▶ 課題 1
ハンセン病報道についての文章では、オンエアされた回の視聴率は何%だったと書かれていますか。
▶ 課題 2
ハンセン病報道についての文章を、最後の文の後から書き進めてください。

▶ 抜粋文
#####

しかし取材はしたものの、局内のハンセン病に対する優先度は低く、なかなか企画が通らない。オンエアのあてもないまま取材を続行していました。あのころは結構胃が痛い思いをしました。
98年7月に熊本地裁に提訴されたハンセン病患者による国家賠償請求の判決が、2001年5月11日に出ることになった。その直前の8日についにオンエアできました。わずか10分のワクでまとめるのに苦労しましたが、15%の高視聴率が取れました。数字が取れたことよりも、それだけ多くの人が関心をもってくれたことがうれしかったです。
取材の過程で、信頼できるテレビ朝日の記者にハンセン病のことを熱く話すと興味をもってくれて。その後、その記者も取材を始めて『ニューステーション』でハンセン病問題を取り上げてくれるようになったこともありがたかったですね。取り上げてくれる媒体が多いほど、目に触れる機会も増え、関心をもってくれる人も増えますから。

#####

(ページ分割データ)
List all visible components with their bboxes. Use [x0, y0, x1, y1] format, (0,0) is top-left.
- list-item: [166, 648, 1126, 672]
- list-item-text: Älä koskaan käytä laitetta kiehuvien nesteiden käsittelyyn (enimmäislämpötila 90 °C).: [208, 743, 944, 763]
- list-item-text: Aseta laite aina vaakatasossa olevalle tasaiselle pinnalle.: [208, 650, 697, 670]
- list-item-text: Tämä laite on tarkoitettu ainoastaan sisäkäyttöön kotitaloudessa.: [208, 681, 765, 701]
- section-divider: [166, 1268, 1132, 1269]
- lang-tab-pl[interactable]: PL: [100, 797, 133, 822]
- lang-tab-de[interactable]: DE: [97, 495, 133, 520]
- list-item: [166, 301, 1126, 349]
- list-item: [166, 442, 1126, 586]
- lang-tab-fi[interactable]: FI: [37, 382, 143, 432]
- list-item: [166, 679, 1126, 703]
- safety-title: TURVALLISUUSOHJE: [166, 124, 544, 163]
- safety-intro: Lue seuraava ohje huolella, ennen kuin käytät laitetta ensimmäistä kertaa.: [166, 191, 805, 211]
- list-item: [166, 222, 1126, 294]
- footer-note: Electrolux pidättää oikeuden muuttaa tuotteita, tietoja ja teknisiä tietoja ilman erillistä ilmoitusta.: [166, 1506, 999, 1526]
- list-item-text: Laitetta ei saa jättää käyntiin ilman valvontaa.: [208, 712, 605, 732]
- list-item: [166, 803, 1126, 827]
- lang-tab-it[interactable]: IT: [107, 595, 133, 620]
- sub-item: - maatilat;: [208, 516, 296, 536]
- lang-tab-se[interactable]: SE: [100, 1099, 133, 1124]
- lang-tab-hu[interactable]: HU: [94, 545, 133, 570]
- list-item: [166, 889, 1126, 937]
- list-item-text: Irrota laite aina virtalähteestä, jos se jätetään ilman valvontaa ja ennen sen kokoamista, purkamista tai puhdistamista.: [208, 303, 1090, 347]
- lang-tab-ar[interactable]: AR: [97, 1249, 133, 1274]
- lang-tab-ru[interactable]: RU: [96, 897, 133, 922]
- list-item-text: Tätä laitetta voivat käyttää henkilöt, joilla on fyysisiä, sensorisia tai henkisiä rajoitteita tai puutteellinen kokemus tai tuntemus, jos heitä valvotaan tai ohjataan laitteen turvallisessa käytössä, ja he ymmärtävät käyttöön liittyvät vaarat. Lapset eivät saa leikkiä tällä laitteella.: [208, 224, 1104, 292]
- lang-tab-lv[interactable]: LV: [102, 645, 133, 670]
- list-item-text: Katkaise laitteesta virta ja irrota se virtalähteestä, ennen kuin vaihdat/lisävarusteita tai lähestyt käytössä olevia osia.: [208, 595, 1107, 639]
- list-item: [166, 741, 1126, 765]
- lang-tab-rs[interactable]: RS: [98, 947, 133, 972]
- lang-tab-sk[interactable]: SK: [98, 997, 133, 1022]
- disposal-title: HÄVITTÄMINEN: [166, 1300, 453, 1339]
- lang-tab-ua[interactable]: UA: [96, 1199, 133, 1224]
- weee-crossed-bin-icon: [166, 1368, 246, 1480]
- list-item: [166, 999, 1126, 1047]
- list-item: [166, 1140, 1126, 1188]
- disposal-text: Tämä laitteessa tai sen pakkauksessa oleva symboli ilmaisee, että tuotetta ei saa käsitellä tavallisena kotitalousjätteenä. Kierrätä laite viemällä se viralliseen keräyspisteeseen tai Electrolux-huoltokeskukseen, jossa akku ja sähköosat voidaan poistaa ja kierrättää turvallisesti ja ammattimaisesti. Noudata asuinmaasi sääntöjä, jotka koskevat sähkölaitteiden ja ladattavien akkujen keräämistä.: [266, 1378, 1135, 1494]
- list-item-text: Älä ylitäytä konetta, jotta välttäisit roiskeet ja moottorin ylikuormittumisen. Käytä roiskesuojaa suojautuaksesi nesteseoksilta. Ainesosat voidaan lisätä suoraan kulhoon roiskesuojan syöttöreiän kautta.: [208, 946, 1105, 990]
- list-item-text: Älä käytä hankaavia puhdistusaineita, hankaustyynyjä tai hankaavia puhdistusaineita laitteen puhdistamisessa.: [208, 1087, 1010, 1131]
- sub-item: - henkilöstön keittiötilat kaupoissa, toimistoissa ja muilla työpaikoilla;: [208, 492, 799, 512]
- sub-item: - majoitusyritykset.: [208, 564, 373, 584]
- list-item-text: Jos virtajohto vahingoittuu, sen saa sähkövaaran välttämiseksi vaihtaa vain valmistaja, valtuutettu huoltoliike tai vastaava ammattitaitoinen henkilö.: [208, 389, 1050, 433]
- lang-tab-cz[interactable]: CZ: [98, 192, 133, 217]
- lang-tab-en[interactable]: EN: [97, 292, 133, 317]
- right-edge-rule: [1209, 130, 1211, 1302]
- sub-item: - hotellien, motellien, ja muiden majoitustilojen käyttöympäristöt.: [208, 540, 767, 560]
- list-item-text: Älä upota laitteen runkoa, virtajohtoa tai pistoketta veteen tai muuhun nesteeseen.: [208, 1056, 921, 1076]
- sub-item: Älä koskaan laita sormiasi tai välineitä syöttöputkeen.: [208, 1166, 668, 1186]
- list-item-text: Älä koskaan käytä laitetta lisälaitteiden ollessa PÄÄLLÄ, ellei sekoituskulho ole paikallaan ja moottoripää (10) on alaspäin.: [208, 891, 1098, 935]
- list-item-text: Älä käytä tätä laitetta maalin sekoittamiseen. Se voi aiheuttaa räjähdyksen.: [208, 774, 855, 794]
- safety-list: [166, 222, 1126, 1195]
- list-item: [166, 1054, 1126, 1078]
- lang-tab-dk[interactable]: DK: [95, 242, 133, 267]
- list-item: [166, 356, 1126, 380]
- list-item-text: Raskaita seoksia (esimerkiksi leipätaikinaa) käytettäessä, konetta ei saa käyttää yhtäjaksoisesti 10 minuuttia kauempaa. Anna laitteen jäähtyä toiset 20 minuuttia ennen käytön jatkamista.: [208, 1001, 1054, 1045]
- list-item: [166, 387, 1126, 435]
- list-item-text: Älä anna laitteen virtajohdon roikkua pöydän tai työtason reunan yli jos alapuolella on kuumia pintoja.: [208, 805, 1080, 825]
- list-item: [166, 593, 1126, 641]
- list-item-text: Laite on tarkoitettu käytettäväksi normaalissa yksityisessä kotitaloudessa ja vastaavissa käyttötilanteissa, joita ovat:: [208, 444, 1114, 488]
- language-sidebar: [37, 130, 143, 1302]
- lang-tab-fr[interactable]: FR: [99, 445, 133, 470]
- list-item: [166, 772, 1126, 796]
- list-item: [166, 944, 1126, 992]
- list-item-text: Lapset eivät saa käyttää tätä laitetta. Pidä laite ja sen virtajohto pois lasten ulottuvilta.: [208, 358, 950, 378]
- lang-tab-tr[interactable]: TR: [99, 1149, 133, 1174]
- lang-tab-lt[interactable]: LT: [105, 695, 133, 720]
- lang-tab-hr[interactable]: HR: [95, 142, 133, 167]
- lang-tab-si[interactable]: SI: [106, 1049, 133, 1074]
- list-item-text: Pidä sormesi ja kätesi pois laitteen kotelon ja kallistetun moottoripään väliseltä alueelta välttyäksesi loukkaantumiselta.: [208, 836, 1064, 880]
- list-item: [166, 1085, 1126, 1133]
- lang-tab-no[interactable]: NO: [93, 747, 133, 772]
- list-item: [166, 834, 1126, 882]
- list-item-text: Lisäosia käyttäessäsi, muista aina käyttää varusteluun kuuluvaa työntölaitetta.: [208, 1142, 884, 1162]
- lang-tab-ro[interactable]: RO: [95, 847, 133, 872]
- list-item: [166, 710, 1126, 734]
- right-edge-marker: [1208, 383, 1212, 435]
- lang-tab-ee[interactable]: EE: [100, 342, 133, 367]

#####

▶ 解答欄 1
15%です。

▶ 解答欄 2
そして11日の判決では原告勝訴。その日にもう一本番組を制作してオンエアしました。その後も(政府の)控訴断念に向けて、世の中が盛り上がってくれたように思えました(※)。そして5月23日の控訴断念。「私がやってきたことは正しかった」と思えて、感激しました。あんなテーマに出会うことは二度とないでしょうね。
(※編集部注 ハンセン病国家賠償訴訟のこと。国による長年のハンセン病患者強制隔離政策に対し、元患者たちが損害賠償と謝罪を求めて訴訟を起こした。熊本地裁の判決は原告全面勝訴。それに対し、国は控訴を断念した)
この取材を通して、ひとりの人間として自立、成長させてもらいました。アナウンサーから報道記者になって何とかやってこれたのも、ハンセン病というテーマがあったおかげですから。国側の控訴断念の判決が出たときは、初めて「ひとつ、仕事をやりとげた」と思えました。